* START Material for this exercise *
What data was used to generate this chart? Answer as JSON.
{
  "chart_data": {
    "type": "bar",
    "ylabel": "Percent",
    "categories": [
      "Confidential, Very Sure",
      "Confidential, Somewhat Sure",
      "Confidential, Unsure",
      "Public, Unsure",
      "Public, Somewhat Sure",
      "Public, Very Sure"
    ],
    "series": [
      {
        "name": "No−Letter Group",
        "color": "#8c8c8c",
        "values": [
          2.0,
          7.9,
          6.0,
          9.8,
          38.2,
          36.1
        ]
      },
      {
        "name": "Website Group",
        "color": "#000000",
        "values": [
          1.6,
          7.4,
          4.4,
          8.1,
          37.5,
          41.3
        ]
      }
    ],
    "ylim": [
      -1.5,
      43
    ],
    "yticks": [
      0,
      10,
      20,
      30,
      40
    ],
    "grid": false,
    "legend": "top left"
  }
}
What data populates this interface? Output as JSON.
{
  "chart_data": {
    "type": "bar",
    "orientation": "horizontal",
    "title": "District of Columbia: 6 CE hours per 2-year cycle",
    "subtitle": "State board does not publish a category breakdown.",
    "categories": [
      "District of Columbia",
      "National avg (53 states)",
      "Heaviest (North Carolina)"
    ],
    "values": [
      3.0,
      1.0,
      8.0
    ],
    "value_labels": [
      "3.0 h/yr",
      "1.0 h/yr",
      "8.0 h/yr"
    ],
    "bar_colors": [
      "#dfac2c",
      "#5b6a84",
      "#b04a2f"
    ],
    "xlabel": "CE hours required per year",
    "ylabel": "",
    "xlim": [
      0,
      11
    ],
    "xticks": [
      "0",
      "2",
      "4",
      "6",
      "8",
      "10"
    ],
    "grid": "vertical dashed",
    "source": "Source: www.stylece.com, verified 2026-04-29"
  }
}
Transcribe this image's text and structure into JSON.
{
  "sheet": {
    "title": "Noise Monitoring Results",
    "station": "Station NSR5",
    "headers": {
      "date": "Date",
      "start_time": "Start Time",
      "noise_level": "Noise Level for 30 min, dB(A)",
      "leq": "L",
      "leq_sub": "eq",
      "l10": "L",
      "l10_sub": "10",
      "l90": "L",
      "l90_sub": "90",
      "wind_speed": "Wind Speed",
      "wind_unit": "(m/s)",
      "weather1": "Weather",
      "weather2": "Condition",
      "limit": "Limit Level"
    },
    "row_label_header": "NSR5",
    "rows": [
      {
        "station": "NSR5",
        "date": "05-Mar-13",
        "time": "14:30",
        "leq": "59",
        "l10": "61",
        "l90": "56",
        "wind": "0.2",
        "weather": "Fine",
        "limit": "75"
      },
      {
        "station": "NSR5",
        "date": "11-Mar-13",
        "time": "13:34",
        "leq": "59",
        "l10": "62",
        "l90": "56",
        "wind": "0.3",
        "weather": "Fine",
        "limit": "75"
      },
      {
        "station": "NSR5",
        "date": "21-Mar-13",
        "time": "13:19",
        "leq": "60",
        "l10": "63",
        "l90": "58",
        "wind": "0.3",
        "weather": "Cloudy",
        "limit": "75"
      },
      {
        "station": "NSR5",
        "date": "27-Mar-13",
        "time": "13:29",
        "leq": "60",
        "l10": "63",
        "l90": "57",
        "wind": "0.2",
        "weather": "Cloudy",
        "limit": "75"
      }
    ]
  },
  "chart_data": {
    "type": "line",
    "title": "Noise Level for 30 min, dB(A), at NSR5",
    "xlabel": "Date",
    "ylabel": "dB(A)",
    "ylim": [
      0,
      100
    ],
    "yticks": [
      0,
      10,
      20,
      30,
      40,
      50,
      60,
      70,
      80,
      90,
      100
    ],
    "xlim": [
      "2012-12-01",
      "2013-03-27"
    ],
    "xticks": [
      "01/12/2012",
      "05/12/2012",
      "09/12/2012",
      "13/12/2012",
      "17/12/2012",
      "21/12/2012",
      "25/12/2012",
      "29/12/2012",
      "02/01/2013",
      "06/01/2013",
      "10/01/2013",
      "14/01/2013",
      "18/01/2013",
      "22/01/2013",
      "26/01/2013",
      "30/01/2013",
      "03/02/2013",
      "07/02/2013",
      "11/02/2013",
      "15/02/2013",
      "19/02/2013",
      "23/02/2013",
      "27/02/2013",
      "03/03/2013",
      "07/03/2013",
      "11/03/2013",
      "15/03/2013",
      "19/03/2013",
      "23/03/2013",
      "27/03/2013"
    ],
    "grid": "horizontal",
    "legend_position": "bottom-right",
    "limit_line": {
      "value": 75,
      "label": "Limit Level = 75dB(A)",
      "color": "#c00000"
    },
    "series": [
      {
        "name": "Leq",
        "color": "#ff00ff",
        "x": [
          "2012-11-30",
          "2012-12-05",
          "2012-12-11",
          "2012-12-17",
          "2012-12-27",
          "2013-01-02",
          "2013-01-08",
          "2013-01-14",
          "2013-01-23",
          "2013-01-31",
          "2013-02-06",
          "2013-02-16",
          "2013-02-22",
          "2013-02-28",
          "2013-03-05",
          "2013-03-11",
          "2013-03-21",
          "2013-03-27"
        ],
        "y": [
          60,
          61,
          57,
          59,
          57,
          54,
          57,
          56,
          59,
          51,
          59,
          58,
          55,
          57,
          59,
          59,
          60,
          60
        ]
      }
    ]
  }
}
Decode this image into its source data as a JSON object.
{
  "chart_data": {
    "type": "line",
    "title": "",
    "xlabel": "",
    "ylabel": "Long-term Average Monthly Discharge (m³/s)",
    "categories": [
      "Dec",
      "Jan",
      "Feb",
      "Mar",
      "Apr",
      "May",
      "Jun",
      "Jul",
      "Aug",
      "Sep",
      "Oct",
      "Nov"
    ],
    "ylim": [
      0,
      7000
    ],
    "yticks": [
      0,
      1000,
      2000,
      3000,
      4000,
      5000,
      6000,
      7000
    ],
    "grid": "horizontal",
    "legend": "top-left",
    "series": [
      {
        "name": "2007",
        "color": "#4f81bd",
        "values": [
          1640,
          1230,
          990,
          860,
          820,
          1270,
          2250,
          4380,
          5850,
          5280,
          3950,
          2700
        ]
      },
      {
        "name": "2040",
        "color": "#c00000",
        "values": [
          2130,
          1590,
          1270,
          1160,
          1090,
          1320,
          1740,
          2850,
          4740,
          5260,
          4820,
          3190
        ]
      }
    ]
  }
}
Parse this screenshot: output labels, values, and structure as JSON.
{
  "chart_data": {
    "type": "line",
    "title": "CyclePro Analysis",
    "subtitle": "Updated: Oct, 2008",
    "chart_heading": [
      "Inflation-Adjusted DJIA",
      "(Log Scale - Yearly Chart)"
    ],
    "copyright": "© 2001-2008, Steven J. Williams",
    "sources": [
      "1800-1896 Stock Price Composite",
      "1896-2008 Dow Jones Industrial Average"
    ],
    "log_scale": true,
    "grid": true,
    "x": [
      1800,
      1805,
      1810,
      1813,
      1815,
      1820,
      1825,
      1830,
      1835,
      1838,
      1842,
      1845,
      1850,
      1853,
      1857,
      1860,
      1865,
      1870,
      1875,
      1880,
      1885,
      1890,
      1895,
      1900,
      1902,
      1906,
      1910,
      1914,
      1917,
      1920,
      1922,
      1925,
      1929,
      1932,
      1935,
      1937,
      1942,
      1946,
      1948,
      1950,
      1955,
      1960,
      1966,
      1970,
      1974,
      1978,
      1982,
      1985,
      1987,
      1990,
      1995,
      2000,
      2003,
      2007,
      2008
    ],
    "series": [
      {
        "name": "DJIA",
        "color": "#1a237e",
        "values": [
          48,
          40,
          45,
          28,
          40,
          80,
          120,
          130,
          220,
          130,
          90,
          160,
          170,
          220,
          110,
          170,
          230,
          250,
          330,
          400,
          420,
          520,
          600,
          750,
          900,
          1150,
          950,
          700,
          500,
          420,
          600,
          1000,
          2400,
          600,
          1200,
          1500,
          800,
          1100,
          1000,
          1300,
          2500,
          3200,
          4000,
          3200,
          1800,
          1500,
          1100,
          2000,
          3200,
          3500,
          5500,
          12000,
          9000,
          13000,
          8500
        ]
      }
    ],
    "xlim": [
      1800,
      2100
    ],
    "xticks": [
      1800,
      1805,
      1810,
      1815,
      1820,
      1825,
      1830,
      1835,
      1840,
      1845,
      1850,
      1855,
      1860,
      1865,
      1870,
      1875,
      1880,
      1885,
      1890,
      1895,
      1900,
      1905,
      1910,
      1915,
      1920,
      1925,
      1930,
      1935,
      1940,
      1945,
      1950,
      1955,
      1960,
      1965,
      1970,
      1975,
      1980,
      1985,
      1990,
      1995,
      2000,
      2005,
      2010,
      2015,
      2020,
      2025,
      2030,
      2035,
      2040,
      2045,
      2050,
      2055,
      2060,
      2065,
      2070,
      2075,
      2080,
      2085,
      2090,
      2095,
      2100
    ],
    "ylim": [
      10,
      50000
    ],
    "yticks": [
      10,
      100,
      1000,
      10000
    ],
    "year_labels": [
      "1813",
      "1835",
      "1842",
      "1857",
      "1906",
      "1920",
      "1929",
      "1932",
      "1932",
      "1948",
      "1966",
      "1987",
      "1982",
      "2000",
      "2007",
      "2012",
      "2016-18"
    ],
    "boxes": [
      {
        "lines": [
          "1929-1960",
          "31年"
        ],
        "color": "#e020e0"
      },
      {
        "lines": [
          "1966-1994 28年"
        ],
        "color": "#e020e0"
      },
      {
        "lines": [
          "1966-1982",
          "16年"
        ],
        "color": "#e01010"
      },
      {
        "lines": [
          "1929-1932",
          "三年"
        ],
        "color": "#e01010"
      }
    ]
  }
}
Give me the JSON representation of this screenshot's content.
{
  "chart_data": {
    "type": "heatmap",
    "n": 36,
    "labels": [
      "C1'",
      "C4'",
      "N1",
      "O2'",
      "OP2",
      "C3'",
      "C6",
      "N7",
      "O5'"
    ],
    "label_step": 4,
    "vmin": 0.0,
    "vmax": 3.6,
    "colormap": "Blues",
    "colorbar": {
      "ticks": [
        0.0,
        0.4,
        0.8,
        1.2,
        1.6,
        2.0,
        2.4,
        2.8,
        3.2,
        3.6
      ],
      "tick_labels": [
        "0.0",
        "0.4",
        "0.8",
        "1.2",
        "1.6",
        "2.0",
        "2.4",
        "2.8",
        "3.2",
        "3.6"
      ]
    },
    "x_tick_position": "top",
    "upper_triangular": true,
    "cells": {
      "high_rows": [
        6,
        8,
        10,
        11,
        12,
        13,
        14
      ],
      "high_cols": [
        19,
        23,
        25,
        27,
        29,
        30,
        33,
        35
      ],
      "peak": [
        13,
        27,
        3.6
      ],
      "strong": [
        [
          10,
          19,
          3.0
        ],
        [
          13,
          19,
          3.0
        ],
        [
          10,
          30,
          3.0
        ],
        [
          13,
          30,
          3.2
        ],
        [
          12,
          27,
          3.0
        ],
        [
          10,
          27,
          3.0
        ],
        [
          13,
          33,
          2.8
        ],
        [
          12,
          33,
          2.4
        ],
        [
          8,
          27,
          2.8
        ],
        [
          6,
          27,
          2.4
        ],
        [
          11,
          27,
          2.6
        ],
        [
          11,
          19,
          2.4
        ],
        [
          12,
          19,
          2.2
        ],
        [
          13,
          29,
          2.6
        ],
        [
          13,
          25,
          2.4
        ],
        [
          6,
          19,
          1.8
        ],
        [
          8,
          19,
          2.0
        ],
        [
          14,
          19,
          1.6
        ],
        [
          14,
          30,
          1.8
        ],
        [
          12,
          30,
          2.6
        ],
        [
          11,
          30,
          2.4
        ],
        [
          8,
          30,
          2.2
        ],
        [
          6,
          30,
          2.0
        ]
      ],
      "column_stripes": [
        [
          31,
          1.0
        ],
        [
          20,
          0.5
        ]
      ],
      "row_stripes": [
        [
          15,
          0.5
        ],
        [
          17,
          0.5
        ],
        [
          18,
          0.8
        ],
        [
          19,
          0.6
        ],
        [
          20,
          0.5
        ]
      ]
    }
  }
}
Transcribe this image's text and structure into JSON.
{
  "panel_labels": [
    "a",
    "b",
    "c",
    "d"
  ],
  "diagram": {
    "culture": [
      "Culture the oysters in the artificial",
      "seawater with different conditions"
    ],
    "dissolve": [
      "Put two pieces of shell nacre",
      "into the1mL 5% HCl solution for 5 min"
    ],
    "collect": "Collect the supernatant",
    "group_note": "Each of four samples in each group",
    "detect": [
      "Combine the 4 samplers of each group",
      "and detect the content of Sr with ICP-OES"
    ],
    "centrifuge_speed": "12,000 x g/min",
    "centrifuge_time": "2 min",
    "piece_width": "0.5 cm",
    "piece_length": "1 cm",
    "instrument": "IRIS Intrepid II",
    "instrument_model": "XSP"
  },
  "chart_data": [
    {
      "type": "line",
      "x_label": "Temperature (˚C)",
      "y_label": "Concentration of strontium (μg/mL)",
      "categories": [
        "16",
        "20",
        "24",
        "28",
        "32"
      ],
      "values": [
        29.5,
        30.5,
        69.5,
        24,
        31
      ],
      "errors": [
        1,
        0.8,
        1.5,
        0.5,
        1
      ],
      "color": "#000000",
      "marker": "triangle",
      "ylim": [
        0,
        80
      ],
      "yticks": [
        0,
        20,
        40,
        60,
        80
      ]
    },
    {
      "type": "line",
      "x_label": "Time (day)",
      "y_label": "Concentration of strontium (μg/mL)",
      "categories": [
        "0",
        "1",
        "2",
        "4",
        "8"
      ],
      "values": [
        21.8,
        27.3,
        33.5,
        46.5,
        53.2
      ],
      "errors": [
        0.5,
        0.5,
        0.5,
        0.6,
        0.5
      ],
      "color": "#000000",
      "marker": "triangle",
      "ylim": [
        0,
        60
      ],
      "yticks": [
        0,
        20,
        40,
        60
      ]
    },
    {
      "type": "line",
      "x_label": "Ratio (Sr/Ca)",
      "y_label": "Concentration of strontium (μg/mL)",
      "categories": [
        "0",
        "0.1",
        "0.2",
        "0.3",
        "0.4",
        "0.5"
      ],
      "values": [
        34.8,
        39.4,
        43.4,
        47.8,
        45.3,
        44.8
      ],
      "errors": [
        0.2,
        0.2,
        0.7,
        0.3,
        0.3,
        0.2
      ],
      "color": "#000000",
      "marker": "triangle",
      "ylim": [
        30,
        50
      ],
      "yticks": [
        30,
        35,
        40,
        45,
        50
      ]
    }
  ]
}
* END Material for this exercise *
** Written exercise **
Collect every line with the string "Somewhat" from the records, and copy each.

** Result of this task **
      "Confidential, Somewhat Sure",
      "Public, Somewhat Sure",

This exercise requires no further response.